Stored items

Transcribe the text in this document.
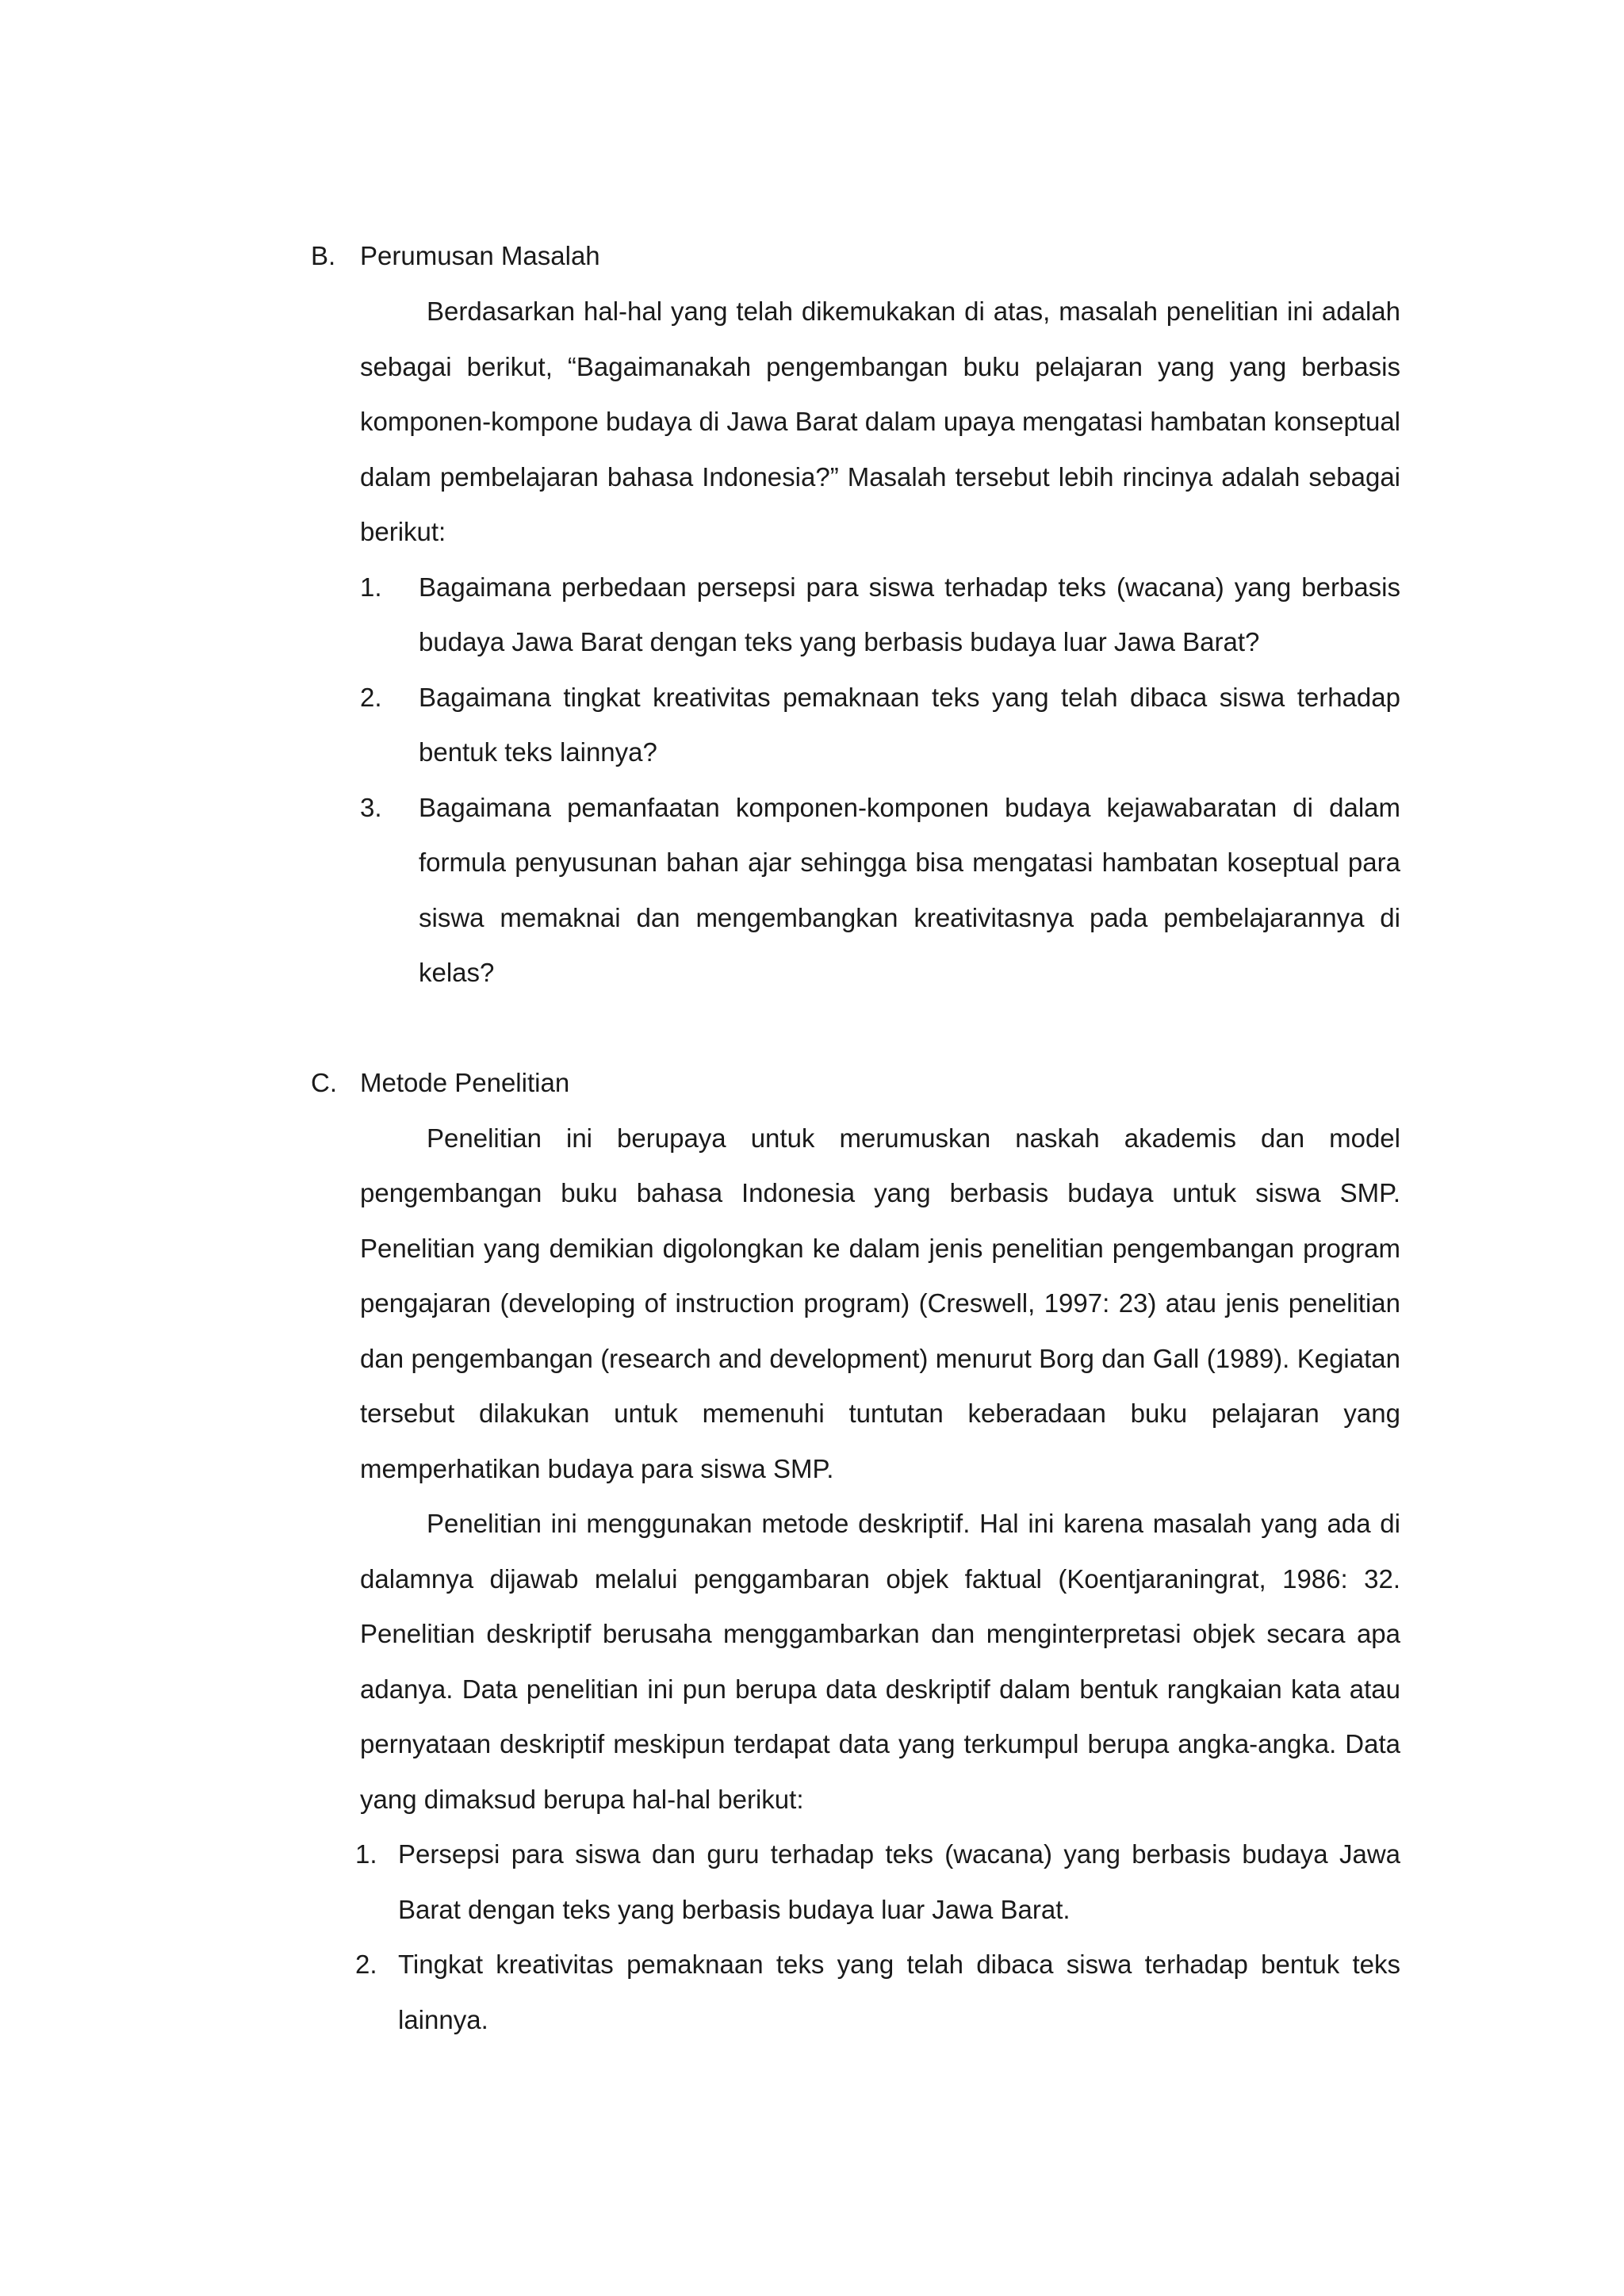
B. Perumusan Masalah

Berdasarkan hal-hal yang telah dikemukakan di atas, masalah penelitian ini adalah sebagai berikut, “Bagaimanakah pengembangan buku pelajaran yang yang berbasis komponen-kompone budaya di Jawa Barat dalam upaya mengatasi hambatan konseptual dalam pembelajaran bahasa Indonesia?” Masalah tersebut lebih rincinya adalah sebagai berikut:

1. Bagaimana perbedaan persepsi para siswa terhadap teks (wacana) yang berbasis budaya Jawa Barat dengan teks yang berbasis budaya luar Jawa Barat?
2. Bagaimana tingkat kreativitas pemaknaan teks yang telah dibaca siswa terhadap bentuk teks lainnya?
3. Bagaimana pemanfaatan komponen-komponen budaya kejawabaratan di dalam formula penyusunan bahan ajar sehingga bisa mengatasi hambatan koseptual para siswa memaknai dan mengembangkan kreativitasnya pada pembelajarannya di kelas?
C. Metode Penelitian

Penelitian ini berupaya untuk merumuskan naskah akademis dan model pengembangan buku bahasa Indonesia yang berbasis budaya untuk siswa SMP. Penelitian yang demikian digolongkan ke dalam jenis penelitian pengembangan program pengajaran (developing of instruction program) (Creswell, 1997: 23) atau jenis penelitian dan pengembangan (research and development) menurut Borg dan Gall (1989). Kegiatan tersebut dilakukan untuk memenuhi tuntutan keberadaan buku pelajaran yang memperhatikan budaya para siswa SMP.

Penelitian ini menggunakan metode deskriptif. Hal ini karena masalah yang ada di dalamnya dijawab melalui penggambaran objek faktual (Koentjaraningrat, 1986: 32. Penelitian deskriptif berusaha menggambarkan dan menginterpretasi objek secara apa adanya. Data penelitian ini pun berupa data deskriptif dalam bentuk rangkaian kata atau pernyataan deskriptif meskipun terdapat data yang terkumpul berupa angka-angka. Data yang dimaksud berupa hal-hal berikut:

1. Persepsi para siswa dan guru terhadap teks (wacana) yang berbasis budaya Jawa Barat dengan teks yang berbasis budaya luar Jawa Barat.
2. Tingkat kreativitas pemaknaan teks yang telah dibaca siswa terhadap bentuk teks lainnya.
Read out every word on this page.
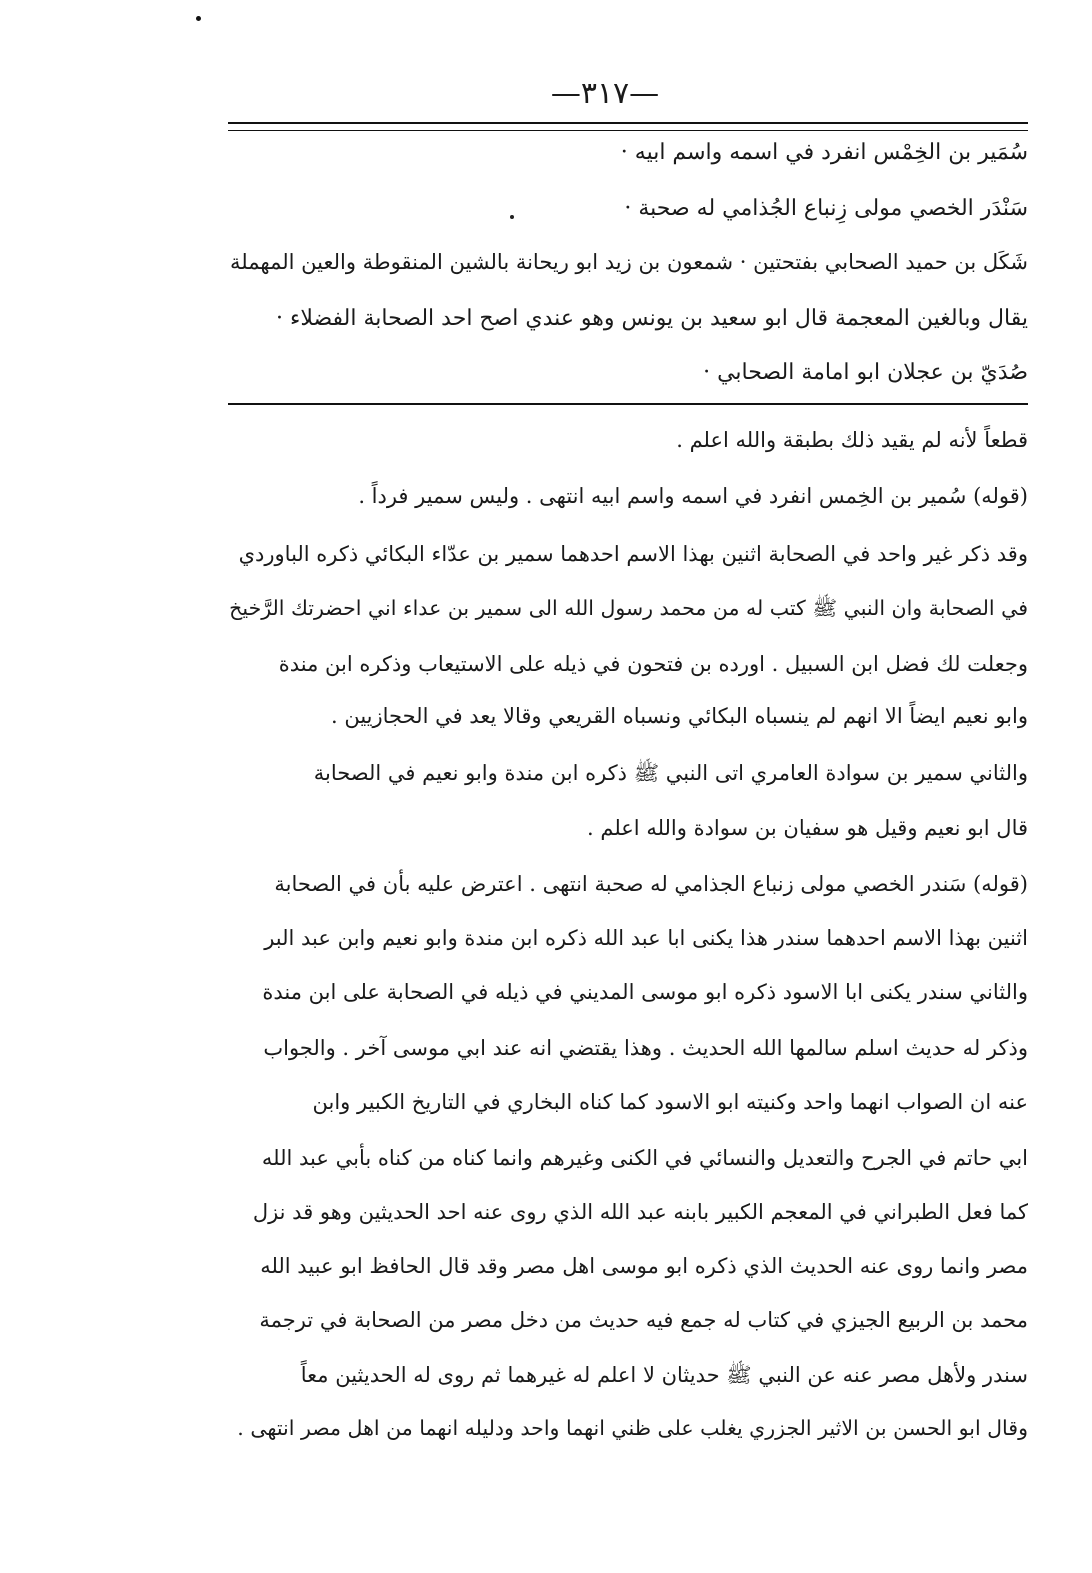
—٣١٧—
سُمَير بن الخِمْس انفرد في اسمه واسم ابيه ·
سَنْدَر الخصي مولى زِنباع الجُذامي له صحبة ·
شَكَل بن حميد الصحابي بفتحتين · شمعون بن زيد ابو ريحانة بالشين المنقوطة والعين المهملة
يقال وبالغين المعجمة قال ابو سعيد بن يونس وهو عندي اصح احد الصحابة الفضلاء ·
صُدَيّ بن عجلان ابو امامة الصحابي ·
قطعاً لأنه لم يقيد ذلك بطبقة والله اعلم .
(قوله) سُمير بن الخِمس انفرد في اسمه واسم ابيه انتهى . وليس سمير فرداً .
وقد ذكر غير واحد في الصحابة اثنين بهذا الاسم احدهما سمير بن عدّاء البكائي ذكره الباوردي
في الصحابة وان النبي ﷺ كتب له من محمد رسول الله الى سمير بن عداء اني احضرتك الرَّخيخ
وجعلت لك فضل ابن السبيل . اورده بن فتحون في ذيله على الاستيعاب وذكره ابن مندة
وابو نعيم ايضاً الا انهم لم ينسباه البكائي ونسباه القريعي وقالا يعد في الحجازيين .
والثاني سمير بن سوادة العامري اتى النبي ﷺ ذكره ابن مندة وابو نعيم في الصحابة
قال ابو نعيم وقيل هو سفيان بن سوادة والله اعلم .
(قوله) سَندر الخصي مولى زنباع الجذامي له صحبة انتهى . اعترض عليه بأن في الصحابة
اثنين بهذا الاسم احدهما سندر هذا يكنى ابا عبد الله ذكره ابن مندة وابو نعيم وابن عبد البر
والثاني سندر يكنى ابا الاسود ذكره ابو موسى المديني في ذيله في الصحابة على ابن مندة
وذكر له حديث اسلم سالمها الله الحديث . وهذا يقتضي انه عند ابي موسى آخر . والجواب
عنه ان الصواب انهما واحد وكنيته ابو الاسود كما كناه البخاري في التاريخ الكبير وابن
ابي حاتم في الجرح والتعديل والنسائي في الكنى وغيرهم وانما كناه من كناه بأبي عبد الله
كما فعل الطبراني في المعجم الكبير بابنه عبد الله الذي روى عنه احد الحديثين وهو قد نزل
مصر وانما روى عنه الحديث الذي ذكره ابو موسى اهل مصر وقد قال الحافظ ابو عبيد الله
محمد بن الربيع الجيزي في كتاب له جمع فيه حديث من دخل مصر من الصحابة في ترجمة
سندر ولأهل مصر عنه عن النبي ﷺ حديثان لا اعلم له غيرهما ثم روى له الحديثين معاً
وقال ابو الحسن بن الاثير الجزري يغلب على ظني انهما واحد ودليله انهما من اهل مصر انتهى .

* EXERCISE AIM
Where a line of the entries contains the word "انهما", copy that line.

* RESULT OF THIS TASK
عنه ان الصواب انهما واحد وكنيته ابو الاسود كما كناه البخاري في التاريخ الكبير وابن
وقال ابو الحسن بن الاثير الجزري يغلب على ظني انهما واحد ودليله انهما من اهل مصر انتهى .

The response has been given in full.